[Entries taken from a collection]
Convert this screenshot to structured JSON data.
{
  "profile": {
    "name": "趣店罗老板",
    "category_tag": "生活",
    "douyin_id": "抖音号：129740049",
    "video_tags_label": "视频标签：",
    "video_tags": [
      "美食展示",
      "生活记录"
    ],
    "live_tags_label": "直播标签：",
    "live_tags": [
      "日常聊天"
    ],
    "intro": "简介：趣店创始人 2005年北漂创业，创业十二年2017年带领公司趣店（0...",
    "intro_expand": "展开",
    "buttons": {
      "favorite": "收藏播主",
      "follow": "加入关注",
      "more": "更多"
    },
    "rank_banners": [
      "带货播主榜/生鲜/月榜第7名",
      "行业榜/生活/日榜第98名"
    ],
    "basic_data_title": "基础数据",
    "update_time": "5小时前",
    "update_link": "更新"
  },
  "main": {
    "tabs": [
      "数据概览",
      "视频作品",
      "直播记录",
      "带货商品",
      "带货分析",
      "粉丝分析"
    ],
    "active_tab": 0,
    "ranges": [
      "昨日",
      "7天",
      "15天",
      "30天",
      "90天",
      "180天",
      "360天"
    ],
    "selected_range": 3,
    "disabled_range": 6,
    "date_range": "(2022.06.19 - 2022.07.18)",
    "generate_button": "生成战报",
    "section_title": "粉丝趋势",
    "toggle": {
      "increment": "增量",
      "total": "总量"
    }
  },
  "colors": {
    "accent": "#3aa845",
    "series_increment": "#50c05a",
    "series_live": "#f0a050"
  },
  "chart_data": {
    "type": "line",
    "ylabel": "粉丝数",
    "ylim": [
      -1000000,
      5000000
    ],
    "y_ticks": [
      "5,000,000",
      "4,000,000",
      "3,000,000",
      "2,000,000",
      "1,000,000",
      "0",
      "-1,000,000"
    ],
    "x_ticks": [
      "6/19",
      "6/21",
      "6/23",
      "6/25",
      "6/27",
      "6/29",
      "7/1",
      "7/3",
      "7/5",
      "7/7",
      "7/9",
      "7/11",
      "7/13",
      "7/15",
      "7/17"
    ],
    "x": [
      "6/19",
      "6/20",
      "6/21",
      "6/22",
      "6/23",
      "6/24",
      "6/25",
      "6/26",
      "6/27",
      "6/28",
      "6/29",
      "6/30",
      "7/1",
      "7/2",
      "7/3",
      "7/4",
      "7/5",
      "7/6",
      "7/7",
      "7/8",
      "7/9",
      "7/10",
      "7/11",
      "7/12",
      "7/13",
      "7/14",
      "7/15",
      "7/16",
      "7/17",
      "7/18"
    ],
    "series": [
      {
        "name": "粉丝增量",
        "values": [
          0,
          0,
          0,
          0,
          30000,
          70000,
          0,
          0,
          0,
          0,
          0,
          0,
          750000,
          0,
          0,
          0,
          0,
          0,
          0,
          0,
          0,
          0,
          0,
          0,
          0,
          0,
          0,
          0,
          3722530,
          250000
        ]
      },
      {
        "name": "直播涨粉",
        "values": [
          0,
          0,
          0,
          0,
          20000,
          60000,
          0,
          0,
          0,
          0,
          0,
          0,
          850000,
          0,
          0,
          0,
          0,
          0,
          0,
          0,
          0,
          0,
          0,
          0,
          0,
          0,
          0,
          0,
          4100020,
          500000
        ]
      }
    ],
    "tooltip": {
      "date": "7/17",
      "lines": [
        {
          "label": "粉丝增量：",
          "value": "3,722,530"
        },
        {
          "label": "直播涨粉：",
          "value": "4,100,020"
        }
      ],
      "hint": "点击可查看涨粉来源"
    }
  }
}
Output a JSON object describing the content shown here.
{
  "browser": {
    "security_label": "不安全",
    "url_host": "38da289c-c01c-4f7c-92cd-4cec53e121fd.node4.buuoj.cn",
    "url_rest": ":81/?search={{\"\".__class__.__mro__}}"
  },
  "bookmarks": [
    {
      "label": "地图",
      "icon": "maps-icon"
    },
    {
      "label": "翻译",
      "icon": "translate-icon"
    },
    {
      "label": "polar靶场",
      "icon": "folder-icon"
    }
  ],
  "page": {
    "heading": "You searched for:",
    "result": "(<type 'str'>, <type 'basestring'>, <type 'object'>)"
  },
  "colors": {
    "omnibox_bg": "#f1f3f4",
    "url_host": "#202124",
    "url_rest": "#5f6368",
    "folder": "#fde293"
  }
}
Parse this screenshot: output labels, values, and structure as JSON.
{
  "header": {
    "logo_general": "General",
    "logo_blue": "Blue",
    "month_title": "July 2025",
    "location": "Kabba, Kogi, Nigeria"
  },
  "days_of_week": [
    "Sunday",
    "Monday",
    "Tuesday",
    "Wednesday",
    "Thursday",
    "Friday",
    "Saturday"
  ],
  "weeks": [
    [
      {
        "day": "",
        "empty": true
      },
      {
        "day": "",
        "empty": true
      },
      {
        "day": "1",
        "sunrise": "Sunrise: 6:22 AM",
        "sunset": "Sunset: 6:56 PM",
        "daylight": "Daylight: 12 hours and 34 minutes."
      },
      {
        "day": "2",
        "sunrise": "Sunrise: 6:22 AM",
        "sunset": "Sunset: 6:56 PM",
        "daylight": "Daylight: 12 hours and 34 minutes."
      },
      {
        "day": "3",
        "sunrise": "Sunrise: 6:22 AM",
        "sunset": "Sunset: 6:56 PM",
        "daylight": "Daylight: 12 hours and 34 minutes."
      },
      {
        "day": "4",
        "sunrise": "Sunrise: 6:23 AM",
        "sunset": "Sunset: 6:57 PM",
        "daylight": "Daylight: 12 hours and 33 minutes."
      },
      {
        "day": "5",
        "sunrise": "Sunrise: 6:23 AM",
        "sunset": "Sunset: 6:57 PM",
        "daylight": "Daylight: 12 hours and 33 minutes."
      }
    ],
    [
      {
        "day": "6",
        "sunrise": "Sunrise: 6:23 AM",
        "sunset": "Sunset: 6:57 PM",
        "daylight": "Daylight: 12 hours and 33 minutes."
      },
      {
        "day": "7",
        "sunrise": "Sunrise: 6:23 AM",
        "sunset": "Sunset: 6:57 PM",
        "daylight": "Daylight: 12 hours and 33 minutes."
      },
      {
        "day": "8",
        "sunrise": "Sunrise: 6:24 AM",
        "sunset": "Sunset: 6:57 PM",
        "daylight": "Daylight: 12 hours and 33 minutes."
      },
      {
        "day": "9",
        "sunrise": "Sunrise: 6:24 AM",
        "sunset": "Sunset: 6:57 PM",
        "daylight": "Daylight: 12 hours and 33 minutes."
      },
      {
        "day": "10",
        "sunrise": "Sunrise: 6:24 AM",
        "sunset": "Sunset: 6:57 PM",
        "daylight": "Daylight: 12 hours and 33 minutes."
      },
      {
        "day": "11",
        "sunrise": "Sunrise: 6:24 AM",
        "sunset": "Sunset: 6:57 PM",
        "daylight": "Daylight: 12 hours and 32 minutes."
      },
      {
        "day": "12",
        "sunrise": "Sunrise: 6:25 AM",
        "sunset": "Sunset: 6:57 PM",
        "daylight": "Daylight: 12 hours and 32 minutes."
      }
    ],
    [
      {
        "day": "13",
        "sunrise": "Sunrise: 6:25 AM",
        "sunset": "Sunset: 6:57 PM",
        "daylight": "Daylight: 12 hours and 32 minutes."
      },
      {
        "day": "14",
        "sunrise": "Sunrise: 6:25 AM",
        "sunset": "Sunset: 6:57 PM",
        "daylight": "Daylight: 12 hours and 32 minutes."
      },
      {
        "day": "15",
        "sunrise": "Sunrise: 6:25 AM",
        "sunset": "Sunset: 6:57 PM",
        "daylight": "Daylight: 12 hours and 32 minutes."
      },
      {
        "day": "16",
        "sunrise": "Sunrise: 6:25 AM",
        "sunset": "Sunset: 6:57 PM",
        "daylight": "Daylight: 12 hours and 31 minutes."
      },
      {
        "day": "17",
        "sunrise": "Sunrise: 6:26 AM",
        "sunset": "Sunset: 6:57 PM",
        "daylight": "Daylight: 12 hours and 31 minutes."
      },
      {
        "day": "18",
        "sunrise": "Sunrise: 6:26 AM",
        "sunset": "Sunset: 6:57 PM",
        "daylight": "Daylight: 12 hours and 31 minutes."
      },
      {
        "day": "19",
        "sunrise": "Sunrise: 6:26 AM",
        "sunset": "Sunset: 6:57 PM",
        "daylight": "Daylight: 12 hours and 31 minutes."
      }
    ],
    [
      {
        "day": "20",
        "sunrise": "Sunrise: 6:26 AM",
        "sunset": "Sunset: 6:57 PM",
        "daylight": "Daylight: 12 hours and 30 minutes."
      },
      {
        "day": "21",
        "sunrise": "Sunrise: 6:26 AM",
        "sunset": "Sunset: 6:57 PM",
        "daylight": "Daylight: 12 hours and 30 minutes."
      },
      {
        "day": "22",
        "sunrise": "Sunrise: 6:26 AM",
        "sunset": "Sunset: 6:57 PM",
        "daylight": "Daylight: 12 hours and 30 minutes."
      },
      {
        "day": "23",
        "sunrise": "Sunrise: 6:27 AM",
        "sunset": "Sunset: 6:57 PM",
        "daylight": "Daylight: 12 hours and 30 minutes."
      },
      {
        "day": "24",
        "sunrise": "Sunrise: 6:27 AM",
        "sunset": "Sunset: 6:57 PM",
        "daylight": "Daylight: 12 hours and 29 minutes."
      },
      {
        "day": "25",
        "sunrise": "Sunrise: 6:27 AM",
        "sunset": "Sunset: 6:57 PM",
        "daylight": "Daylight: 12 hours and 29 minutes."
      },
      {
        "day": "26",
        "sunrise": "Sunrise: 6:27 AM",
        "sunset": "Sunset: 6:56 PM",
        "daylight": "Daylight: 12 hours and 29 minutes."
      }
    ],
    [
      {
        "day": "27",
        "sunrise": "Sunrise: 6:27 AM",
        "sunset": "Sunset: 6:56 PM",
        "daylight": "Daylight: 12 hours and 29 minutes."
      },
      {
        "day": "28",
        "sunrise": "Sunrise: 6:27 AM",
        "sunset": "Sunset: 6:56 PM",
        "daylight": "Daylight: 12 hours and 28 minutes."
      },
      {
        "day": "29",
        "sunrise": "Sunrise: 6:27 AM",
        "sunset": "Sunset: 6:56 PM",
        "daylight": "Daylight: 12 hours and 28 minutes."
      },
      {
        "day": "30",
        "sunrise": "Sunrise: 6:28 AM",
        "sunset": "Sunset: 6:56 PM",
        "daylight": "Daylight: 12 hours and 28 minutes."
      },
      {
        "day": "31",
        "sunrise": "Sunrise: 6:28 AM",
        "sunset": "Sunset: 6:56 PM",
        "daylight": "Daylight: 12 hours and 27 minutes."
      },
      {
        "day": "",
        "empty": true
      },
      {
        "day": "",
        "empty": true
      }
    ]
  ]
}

## [SET EXERCISE]
Select every line in the records above that contains the word "JSON".

## [SOLUTION TO THIS TASK]
Convert this screenshot to structured JSON data.
Output a JSON object describing the content shown here.
Parse this screenshot: output labels, values, and structure as JSON.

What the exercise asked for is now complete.